- Your instructions: Below are some records; retype all of them exactly.

[Provided entries start]

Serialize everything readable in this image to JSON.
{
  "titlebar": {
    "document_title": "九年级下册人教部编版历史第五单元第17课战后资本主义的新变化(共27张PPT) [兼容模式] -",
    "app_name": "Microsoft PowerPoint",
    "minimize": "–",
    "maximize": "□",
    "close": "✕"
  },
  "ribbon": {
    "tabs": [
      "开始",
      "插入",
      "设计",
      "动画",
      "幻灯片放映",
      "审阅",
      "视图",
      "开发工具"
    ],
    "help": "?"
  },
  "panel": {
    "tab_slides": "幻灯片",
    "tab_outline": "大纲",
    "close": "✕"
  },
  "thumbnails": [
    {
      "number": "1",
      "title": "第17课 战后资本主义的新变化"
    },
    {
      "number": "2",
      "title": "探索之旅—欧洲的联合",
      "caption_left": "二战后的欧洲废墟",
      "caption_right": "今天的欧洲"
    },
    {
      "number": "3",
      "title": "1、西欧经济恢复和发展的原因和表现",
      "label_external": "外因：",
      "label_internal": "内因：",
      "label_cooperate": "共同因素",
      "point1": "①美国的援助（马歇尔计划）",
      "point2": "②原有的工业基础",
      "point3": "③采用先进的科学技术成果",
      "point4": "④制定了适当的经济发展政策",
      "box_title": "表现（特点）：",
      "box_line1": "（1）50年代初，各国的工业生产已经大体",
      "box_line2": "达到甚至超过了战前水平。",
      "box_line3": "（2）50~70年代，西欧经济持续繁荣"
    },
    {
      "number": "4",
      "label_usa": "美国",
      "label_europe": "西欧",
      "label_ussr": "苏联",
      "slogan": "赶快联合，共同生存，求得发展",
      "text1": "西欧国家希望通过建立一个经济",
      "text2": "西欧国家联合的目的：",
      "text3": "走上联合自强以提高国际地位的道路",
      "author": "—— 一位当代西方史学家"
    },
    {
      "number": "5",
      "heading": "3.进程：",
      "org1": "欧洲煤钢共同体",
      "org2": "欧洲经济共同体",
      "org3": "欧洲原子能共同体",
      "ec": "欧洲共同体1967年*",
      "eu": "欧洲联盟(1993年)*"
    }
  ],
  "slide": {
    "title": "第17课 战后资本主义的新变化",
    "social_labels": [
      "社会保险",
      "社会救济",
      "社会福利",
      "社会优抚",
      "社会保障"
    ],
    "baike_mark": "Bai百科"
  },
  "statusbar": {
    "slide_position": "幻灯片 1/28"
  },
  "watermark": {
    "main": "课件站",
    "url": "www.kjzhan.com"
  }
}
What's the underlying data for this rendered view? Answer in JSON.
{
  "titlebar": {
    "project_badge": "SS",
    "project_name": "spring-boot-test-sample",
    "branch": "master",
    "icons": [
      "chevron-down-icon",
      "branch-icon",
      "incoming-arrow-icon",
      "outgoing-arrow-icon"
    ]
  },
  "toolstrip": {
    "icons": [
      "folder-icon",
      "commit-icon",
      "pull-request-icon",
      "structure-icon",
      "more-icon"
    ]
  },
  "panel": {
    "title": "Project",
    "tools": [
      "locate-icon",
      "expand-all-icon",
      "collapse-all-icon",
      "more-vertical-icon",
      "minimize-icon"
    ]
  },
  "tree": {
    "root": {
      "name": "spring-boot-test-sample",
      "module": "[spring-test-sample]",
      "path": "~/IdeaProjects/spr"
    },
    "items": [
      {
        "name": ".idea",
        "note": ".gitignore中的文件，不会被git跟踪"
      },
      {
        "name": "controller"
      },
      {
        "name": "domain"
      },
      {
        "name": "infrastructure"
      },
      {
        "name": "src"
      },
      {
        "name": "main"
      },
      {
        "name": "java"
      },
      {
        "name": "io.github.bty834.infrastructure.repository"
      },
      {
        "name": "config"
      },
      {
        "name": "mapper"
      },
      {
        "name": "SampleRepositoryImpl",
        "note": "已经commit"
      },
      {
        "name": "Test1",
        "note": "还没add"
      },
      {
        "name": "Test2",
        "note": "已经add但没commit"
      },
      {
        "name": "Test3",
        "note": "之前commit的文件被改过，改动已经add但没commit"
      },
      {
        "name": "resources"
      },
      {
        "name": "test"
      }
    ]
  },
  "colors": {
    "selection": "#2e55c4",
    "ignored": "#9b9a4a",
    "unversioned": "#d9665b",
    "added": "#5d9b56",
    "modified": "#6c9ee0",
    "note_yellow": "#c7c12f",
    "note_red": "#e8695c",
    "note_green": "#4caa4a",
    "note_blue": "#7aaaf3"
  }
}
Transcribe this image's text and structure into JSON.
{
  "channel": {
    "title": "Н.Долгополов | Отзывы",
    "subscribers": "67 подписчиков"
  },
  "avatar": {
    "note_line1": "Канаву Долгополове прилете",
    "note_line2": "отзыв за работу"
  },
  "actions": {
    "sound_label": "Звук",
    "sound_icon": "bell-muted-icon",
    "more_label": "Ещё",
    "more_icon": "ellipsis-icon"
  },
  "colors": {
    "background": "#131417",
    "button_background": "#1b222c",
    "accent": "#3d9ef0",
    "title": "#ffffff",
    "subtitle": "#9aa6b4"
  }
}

[Provided entries end]

- Answer to the problem:
Serialize everything readable in this image to JSON.
{
  "titlebar": {
    "document_title": "九年级下册人教部编版历史第五单元第17课战后资本主义的新变化(共27张PPT) [兼容模式] -",
    "app_name": "Microsoft PowerPoint",
    "minimize": "–",
    "maximize": "□",
    "close": "✕"
  },
  "ribbon": {
    "tabs": [
      "开始",
      "插入",
      "设计",
      "动画",
      "幻灯片放映",
      "审阅",
      "视图",
      "开发工具"
    ],
    "help": "?"
  },
  "panel": {
    "tab_slides": "幻灯片",
    "tab_outline": "大纲",
    "close": "✕"
  },
  "thumbnails": [
    {
      "number": "1",
      "title": "第17课 战后资本主义的新变化"
    },
    {
      "number": "2",
      "title": "探索之旅—欧洲的联合",
      "caption_left": "二战后的欧洲废墟",
      "caption_right": "今天的欧洲"
    },
    {
      "number": "3",
      "title": "1、西欧经济恢复和发展的原因和表现",
      "label_external": "外因：",
      "label_internal": "内因：",
      "label_cooperate": "共同因素",
      "point1": "①美国的援助（马歇尔计划）",
      "point2": "②原有的工业基础",
      "point3": "③采用先进的科学技术成果",
      "point4": "④制定了适当的经济发展政策",
      "box_title": "表现（特点）：",
      "box_line1": "（1）50年代初，各国的工业生产已经大体",
      "box_line2": "达到甚至超过了战前水平。",
      "box_line3": "（2）50~70年代，西欧经济持续繁荣"
    },
    {
      "number": "4",
      "label_usa": "美国",
      "label_europe": "西欧",
      "label_ussr": "苏联",
      "slogan": "赶快联合，共同生存，求得发展",
      "text1": "西欧国家希望通过建立一个经济",
      "text2": "西欧国家联合的目的：",
      "text3": "走上联合自强以提高国际地位的道路",
      "author": "—— 一位当代西方史学家"
    },
    {
      "number": "5",
      "heading": "3.进程：",
      "org1": "欧洲煤钢共同体",
      "org2": "欧洲经济共同体",
      "org3": "欧洲原子能共同体",
      "ec": "欧洲共同体1967年*",
      "eu": "欧洲联盟(1993年)*"
    }
  ],
  "slide": {
    "title": "第17课 战后资本主义的新变化",
    "social_labels": [
      "社会保险",
      "社会救济",
      "社会福利",
      "社会优抚",
      "社会保障"
    ],
    "baike_mark": "Bai百科"
  },
  "statusbar": {
    "slide_position": "幻灯片 1/28"
  },
  "watermark": {
    "main": "课件站",
    "url": "www.kjzhan.com"
  }
}
What's the underlying data for this rendered view? Answer in JSON.
{
  "titlebar": {
    "project_badge": "SS",
    "project_name": "spring-boot-test-sample",
    "branch": "master",
    "icons": [
      "chevron-down-icon",
      "branch-icon",
      "incoming-arrow-icon",
      "outgoing-arrow-icon"
    ]
  },
  "toolstrip": {
    "icons": [
      "folder-icon",
      "commit-icon",
      "pull-request-icon",
      "structure-icon",
      "more-icon"
    ]
  },
  "panel": {
    "title": "Project",
    "tools": [
      "locate-icon",
      "expand-all-icon",
      "collapse-all-icon",
      "more-vertical-icon",
      "minimize-icon"
    ]
  },
  "tree": {
    "root": {
      "name": "spring-boot-test-sample",
      "module": "[spring-test-sample]",
      "path": "~/IdeaProjects/spr"
    },
    "items": [
      {
        "name": ".idea",
        "note": ".gitignore中的文件，不会被git跟踪"
      },
      {
        "name": "controller"
      },
      {
        "name": "domain"
      },
      {
        "name": "infrastructure"
      },
      {
        "name": "src"
      },
      {
        "name": "main"
      },
      {
        "name": "java"
      },
      {
        "name": "io.github.bty834.infrastructure.repository"
      },
      {
        "name": "config"
      },
      {
        "name": "mapper"
      },
      {
        "name": "SampleRepositoryImpl",
        "note": "已经commit"
      },
      {
        "name": "Test1",
        "note": "还没add"
      },
      {
        "name": "Test2",
        "note": "已经add但没commit"
      },
      {
        "name": "Test3",
        "note": "之前commit的文件被改过，改动已经add但没commit"
      },
      {
        "name": "resources"
      },
      {
        "name": "test"
      }
    ]
  },
  "colors": {
    "selection": "#2e55c4",
    "ignored": "#9b9a4a",
    "unversioned": "#d9665b",
    "added": "#5d9b56",
    "modified": "#6c9ee0",
    "note_yellow": "#c7c12f",
    "note_red": "#e8695c",
    "note_green": "#4caa4a",
    "note_blue": "#7aaaf3"
  }
}
Transcribe this image's text and structure into JSON.
{
  "channel": {
    "title": "Н.Долгополов | Отзывы",
    "subscribers": "67 подписчиков"
  },
  "avatar": {
    "note_line1": "Канаву Долгополове прилете",
    "note_line2": "отзыв за работу"
  },
  "actions": {
    "sound_label": "Звук",
    "sound_icon": "bell-muted-icon",
    "more_label": "Ещё",
    "more_icon": "ellipsis-icon"
  },
  "colors": {
    "background": "#131417",
    "button_background": "#1b222c",
    "accent": "#3d9ef0",
    "title": "#ffffff",
    "subtitle": "#9aa6b4"
  }
}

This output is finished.